DATASET RECORDS
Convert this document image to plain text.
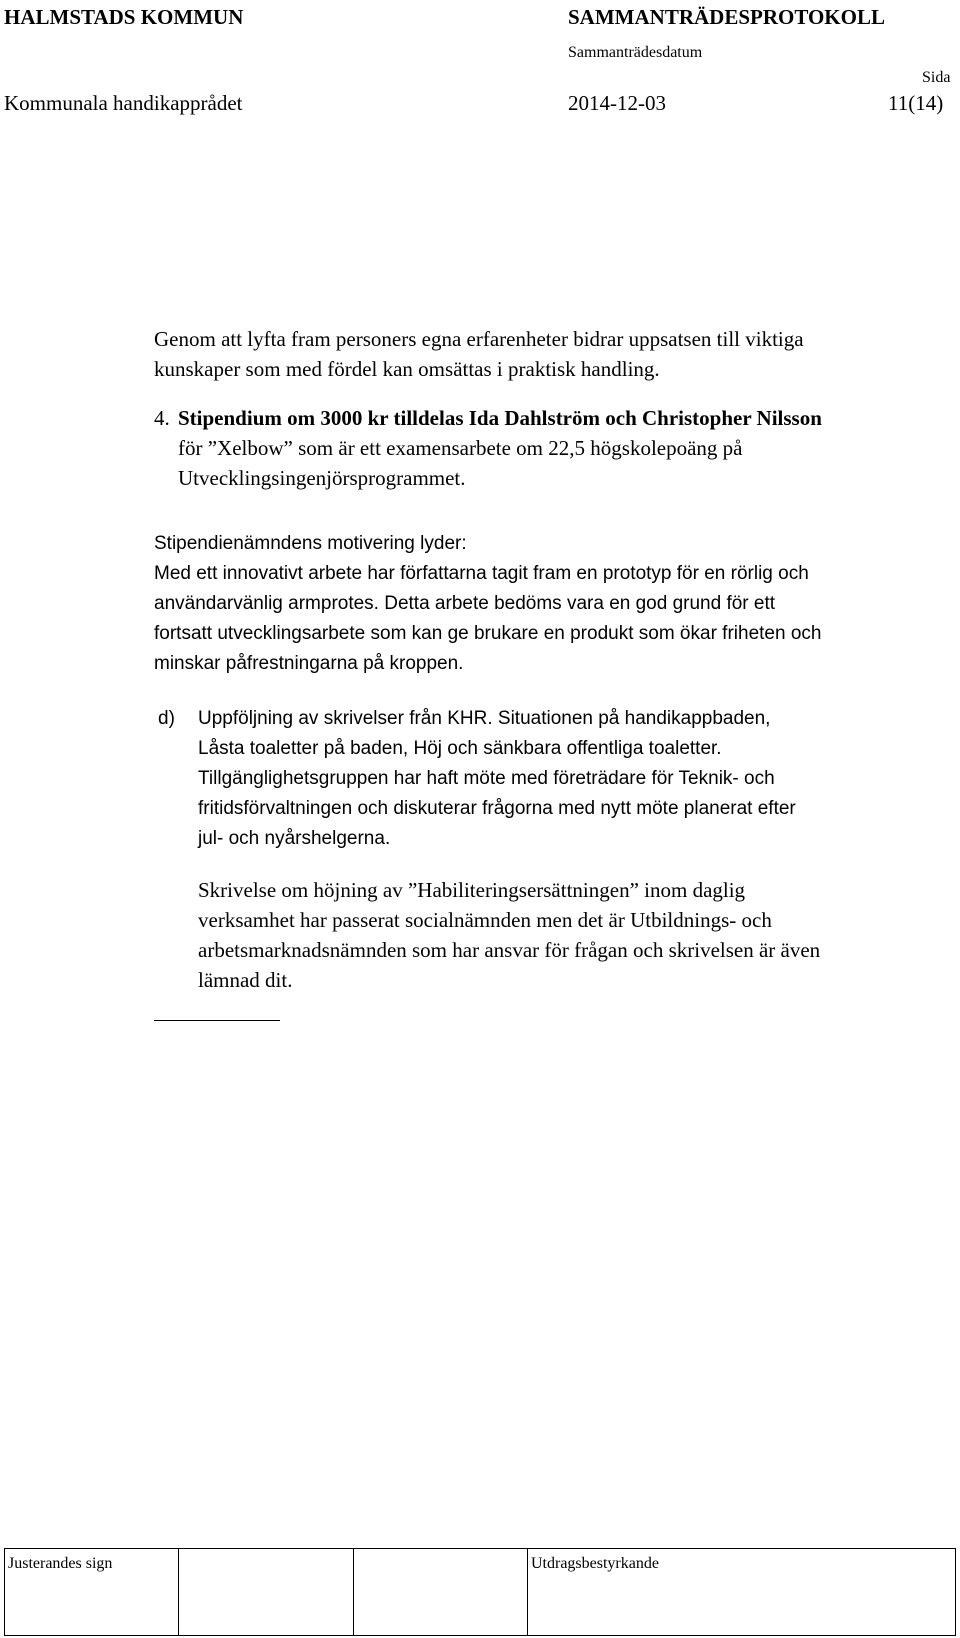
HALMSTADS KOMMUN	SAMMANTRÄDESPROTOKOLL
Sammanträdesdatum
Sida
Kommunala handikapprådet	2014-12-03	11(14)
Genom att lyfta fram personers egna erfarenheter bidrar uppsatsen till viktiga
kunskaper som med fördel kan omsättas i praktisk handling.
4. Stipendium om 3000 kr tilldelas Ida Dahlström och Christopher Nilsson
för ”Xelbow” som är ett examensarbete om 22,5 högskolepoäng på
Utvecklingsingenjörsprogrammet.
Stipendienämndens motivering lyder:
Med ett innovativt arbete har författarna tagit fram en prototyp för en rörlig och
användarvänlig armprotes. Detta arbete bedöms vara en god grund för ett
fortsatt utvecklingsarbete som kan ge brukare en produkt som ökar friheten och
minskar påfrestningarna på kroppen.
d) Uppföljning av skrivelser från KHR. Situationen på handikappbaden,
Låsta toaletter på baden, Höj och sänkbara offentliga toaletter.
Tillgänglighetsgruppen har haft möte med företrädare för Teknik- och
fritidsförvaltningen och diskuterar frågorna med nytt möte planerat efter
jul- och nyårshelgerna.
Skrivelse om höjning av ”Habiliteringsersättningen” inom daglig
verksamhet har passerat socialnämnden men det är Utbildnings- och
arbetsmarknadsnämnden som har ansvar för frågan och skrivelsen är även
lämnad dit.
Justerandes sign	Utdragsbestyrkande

INSTRUCTIONS TO FOLLOW
Working from the material above, transcribe it exactly while omitting pictures.

SOLUTION FOR THIS TASK
Convert this document image to plain text.
HALMSTADS KOMMUN	SAMMANTRÄDESPROTOKOLL
Sammanträdesdatum
Sida
Kommunala handikapprådet	2014-12-03	11(14)
Genom att lyfta fram personers egna erfarenheter bidrar uppsatsen till viktiga
kunskaper som med fördel kan omsättas i praktisk handling.
4. Stipendium om 3000 kr tilldelas Ida Dahlström och Christopher Nilsson
för ”Xelbow” som är ett examensarbete om 22,5 högskolepoäng på
Utvecklingsingenjörsprogrammet.
Stipendienämndens motivering lyder:
Med ett innovativt arbete har författarna tagit fram en prototyp för en rörlig och
användarvänlig armprotes. Detta arbete bedöms vara en god grund för ett
fortsatt utvecklingsarbete som kan ge brukare en produkt som ökar friheten och
minskar påfrestningarna på kroppen.
d) Uppföljning av skrivelser från KHR. Situationen på handikappbaden,
Låsta toaletter på baden, Höj och sänkbara offentliga toaletter.
Tillgänglighetsgruppen har haft möte med företrädare för Teknik- och
fritidsförvaltningen och diskuterar frågorna med nytt möte planerat efter
jul- och nyårshelgerna.
Skrivelse om höjning av ”Habiliteringsersättningen” inom daglig
verksamhet har passerat socialnämnden men det är Utbildnings- och
arbetsmarknadsnämnden som har ansvar för frågan och skrivelsen är även
lämnad dit.
Justerandes sign	Utdragsbestyrkande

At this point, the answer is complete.